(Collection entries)
━━━━━━━━━━━━━━━━━━━━
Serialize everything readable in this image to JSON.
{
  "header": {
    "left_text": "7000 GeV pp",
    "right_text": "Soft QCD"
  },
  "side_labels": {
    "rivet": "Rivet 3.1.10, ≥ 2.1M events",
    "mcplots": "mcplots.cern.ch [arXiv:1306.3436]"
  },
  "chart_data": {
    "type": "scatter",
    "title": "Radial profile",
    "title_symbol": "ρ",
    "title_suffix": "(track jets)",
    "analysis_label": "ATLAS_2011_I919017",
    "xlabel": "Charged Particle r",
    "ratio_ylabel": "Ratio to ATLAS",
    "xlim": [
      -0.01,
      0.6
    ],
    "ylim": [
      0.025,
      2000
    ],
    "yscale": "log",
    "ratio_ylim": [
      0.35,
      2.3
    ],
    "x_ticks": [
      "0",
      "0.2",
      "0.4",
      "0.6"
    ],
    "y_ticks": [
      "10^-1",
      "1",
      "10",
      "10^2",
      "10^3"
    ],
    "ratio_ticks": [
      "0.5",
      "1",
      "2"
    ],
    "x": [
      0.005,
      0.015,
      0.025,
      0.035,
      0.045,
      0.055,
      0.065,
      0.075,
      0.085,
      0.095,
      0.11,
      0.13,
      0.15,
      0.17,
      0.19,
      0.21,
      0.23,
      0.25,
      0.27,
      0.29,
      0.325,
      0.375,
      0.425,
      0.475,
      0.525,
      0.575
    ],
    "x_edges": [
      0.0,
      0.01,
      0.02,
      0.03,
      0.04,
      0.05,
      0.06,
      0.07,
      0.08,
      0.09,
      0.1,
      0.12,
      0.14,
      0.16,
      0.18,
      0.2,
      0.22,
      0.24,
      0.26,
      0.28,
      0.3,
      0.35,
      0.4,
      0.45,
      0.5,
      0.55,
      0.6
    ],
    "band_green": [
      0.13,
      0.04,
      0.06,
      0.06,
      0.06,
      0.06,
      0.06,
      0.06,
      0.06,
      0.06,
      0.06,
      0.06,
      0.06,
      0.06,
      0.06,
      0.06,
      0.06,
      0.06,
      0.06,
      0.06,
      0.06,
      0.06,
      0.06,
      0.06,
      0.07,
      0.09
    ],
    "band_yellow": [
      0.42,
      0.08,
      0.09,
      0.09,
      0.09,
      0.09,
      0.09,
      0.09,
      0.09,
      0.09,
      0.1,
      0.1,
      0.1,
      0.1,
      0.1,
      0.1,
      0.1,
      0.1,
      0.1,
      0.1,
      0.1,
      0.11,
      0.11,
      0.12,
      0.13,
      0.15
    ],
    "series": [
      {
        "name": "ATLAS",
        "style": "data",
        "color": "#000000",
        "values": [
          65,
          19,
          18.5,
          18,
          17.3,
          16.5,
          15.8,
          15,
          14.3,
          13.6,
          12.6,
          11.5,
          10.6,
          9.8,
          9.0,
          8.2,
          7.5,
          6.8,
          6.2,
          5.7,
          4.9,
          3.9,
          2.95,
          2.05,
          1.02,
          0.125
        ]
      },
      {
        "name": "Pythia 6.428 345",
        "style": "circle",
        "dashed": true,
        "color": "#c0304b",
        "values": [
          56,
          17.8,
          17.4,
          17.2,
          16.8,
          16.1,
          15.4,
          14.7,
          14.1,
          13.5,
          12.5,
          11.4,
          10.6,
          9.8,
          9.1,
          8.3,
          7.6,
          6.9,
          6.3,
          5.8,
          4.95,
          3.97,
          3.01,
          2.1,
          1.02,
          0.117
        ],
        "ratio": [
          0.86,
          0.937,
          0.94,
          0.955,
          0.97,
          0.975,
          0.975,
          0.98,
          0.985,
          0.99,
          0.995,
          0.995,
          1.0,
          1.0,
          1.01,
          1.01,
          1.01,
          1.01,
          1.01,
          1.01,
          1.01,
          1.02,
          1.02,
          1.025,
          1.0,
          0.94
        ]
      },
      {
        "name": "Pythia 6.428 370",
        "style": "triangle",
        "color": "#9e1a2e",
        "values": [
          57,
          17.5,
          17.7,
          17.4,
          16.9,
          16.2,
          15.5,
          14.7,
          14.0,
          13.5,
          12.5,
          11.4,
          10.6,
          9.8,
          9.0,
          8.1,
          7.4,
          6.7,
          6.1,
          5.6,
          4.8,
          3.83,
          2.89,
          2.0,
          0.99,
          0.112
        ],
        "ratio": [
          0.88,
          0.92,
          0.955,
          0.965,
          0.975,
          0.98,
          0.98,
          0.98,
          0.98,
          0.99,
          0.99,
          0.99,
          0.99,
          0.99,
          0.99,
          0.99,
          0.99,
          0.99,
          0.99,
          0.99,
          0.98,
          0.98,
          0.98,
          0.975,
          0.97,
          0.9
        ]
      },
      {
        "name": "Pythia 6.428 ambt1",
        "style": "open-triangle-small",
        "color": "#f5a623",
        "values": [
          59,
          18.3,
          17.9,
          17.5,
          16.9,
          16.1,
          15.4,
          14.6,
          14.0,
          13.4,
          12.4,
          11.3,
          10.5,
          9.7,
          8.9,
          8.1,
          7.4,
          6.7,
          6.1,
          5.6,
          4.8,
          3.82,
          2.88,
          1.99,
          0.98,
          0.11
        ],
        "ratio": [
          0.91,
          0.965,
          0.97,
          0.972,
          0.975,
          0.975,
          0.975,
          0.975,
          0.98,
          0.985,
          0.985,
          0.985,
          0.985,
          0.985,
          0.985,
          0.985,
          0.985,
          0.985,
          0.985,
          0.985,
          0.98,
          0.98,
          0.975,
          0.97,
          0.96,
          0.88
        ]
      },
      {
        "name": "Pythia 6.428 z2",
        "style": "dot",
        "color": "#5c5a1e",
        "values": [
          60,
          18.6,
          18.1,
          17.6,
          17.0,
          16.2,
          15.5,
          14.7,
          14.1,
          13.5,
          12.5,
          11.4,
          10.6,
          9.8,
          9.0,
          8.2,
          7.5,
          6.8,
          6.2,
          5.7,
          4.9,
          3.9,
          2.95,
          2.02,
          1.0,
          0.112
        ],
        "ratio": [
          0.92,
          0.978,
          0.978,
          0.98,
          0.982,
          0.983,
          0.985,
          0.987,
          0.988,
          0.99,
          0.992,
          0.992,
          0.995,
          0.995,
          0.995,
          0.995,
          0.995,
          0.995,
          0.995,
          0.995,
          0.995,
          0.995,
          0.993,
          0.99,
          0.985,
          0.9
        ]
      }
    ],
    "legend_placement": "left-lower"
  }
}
━━━━━━━━━━━━━━━━━━━━
__REQUIREMENTS__. Write out every record shown above, word for word.

__ANSWER__.
Serialize everything readable in this image to JSON.
{
  "header": {
    "left_text": "7000 GeV pp",
    "right_text": "Soft QCD"
  },
  "side_labels": {
    "rivet": "Rivet 3.1.10, ≥ 2.1M events",
    "mcplots": "mcplots.cern.ch [arXiv:1306.3436]"
  },
  "chart_data": {
    "type": "scatter",
    "title": "Radial profile",
    "title_symbol": "ρ",
    "title_suffix": "(track jets)",
    "analysis_label": "ATLAS_2011_I919017",
    "xlabel": "Charged Particle r",
    "ratio_ylabel": "Ratio to ATLAS",
    "xlim": [
      -0.01,
      0.6
    ],
    "ylim": [
      0.025,
      2000
    ],
    "yscale": "log",
    "ratio_ylim": [
      0.35,
      2.3
    ],
    "x_ticks": [
      "0",
      "0.2",
      "0.4",
      "0.6"
    ],
    "y_ticks": [
      "10^-1",
      "1",
      "10",
      "10^2",
      "10^3"
    ],
    "ratio_ticks": [
      "0.5",
      "1",
      "2"
    ],
    "x": [
      0.005,
      0.015,
      0.025,
      0.035,
      0.045,
      0.055,
      0.065,
      0.075,
      0.085,
      0.095,
      0.11,
      0.13,
      0.15,
      0.17,
      0.19,
      0.21,
      0.23,
      0.25,
      0.27,
      0.29,
      0.325,
      0.375,
      0.425,
      0.475,
      0.525,
      0.575
    ],
    "x_edges": [
      0.0,
      0.01,
      0.02,
      0.03,
      0.04,
      0.05,
      0.06,
      0.07,
      0.08,
      0.09,
      0.1,
      0.12,
      0.14,
      0.16,
      0.18,
      0.2,
      0.22,
      0.24,
      0.26,
      0.28,
      0.3,
      0.35,
      0.4,
      0.45,
      0.5,
      0.55,
      0.6
    ],
    "band_green": [
      0.13,
      0.04,
      0.06,
      0.06,
      0.06,
      0.06,
      0.06,
      0.06,
      0.06,
      0.06,
      0.06,
      0.06,
      0.06,
      0.06,
      0.06,
      0.06,
      0.06,
      0.06,
      0.06,
      0.06,
      0.06,
      0.06,
      0.06,
      0.06,
      0.07,
      0.09
    ],
    "band_yellow": [
      0.42,
      0.08,
      0.09,
      0.09,
      0.09,
      0.09,
      0.09,
      0.09,
      0.09,
      0.09,
      0.1,
      0.1,
      0.1,
      0.1,
      0.1,
      0.1,
      0.1,
      0.1,
      0.1,
      0.1,
      0.1,
      0.11,
      0.11,
      0.12,
      0.13,
      0.15
    ],
    "series": [
      {
        "name": "ATLAS",
        "style": "data",
        "color": "#000000",
        "values": [
          65,
          19,
          18.5,
          18,
          17.3,
          16.5,
          15.8,
          15,
          14.3,
          13.6,
          12.6,
          11.5,
          10.6,
          9.8,
          9.0,
          8.2,
          7.5,
          6.8,
          6.2,
          5.7,
          4.9,
          3.9,
          2.95,
          2.05,
          1.02,
          0.125
        ]
      },
      {
        "name": "Pythia 6.428 345",
        "style": "circle",
        "dashed": true,
        "color": "#c0304b",
        "values": [
          56,
          17.8,
          17.4,
          17.2,
          16.8,
          16.1,
          15.4,
          14.7,
          14.1,
          13.5,
          12.5,
          11.4,
          10.6,
          9.8,
          9.1,
          8.3,
          7.6,
          6.9,
          6.3,
          5.8,
          4.95,
          3.97,
          3.01,
          2.1,
          1.02,
          0.117
        ],
        "ratio": [
          0.86,
          0.937,
          0.94,
          0.955,
          0.97,
          0.975,
          0.975,
          0.98,
          0.985,
          0.99,
          0.995,
          0.995,
          1.0,
          1.0,
          1.01,
          1.01,
          1.01,
          1.01,
          1.01,
          1.01,
          1.01,
          1.02,
          1.02,
          1.025,
          1.0,
          0.94
        ]
      },
      {
        "name": "Pythia 6.428 370",
        "style": "triangle",
        "color": "#9e1a2e",
        "values": [
          57,
          17.5,
          17.7,
          17.4,
          16.9,
          16.2,
          15.5,
          14.7,
          14.0,
          13.5,
          12.5,
          11.4,
          10.6,
          9.8,
          9.0,
          8.1,
          7.4,
          6.7,
          6.1,
          5.6,
          4.8,
          3.83,
          2.89,
          2.0,
          0.99,
          0.112
        ],
        "ratio": [
          0.88,
          0.92,
          0.955,
          0.965,
          0.975,
          0.98,
          0.98,
          0.98,
          0.98,
          0.99,
          0.99,
          0.99,
          0.99,
          0.99,
          0.99,
          0.99,
          0.99,
          0.99,
          0.99,
          0.99,
          0.98,
          0.98,
          0.98,
          0.975,
          0.97,
          0.9
        ]
      },
      {
        "name": "Pythia 6.428 ambt1",
        "style": "open-triangle-small",
        "color": "#f5a623",
        "values": [
          59,
          18.3,
          17.9,
          17.5,
          16.9,
          16.1,
          15.4,
          14.6,
          14.0,
          13.4,
          12.4,
          11.3,
          10.5,
          9.7,
          8.9,
          8.1,
          7.4,
          6.7,
          6.1,
          5.6,
          4.8,
          3.82,
          2.88,
          1.99,
          0.98,
          0.11
        ],
        "ratio": [
          0.91,
          0.965,
          0.97,
          0.972,
          0.975,
          0.975,
          0.975,
          0.975,
          0.98,
          0.985,
          0.985,
          0.985,
          0.985,
          0.985,
          0.985,
          0.985,
          0.985,
          0.985,
          0.985,
          0.985,
          0.98,
          0.98,
          0.975,
          0.97,
          0.96,
          0.88
        ]
      },
      {
        "name": "Pythia 6.428 z2",
        "style": "dot",
        "color": "#5c5a1e",
        "values": [
          60,
          18.6,
          18.1,
          17.6,
          17.0,
          16.2,
          15.5,
          14.7,
          14.1,
          13.5,
          12.5,
          11.4,
          10.6,
          9.8,
          9.0,
          8.2,
          7.5,
          6.8,
          6.2,
          5.7,
          4.9,
          3.9,
          2.95,
          2.02,
          1.0,
          0.112
        ],
        "ratio": [
          0.92,
          0.978,
          0.978,
          0.98,
          0.982,
          0.983,
          0.985,
          0.987,
          0.988,
          0.99,
          0.992,
          0.992,
          0.995,
          0.995,
          0.995,
          0.995,
          0.995,
          0.995,
          0.995,
          0.995,
          0.995,
          0.995,
          0.993,
          0.99,
          0.985,
          0.9
        ]
      }
    ],
    "legend_placement": "left-lower"
  }
}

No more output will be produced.